_What to produce_: Tally up the lines carrying the string "offset" and respond with only the resulting number.

_Provided information_:
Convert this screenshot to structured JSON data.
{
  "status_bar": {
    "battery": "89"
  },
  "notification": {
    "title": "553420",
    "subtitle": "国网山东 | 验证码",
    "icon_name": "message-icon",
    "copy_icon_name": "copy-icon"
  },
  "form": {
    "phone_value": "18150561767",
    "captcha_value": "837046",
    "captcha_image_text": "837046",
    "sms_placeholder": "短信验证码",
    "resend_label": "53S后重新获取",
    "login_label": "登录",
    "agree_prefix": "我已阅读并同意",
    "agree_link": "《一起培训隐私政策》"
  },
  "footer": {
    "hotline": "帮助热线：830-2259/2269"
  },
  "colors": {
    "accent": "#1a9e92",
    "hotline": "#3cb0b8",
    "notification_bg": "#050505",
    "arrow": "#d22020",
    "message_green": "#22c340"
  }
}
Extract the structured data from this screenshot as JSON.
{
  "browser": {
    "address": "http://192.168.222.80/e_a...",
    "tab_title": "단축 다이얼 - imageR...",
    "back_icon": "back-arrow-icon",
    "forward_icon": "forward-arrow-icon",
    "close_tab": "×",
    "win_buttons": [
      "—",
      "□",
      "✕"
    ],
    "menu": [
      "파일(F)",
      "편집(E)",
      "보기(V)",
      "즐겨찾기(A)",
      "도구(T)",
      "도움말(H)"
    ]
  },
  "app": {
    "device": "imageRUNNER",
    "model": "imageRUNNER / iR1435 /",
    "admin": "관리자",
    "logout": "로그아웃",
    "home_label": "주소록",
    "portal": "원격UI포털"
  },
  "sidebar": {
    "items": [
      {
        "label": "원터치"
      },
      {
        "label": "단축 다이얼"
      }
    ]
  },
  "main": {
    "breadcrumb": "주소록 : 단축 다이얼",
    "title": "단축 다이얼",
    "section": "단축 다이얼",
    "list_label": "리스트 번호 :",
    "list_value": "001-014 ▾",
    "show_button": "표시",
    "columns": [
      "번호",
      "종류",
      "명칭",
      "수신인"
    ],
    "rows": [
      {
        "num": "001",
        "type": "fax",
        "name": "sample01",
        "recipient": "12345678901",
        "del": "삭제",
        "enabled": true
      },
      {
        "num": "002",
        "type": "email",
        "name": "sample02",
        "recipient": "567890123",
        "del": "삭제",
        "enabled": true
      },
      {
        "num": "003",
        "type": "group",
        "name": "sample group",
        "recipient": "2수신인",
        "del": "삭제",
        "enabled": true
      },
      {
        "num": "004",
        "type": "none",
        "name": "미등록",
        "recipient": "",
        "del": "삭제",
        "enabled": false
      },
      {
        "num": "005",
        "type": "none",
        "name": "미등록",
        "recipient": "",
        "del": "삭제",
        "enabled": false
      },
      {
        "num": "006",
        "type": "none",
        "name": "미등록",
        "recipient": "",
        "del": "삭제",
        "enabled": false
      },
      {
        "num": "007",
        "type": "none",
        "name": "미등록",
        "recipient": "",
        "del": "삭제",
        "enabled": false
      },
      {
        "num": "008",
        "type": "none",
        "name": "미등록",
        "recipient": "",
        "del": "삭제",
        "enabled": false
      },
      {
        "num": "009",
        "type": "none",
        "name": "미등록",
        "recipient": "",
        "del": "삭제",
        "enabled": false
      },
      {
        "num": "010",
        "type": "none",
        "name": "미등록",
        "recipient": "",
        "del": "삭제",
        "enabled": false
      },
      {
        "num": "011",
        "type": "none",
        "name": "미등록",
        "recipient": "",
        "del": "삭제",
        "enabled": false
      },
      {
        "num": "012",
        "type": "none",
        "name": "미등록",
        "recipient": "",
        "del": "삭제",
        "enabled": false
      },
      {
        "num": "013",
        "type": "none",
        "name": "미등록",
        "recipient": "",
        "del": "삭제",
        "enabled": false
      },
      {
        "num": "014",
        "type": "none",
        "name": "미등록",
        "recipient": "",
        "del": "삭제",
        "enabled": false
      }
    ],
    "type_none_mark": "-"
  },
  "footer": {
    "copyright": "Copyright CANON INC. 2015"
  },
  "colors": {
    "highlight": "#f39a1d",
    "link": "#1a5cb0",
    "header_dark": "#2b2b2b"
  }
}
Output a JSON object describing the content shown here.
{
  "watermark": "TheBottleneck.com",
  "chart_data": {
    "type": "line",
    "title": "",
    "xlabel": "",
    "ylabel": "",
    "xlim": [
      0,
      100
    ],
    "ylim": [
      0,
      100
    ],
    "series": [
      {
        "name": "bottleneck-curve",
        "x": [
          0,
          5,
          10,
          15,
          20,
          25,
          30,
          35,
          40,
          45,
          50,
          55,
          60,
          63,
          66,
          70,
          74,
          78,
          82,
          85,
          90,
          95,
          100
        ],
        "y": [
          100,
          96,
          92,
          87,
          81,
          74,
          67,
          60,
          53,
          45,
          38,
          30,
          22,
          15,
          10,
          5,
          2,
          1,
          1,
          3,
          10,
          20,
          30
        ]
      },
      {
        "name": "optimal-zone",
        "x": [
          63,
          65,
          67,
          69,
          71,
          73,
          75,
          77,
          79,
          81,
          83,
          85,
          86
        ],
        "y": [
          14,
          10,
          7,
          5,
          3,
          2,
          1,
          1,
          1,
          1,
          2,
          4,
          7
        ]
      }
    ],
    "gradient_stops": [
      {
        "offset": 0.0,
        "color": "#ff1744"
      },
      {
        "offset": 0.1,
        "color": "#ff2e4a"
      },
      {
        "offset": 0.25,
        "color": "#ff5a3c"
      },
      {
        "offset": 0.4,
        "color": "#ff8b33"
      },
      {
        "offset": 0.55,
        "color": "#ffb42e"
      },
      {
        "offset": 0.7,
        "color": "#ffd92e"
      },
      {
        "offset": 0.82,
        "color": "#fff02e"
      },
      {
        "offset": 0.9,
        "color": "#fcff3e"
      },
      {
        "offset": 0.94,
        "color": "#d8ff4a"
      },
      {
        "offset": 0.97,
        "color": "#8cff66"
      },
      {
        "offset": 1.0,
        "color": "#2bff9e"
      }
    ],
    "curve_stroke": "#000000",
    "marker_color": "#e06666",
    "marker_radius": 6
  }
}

_Full solution_: 11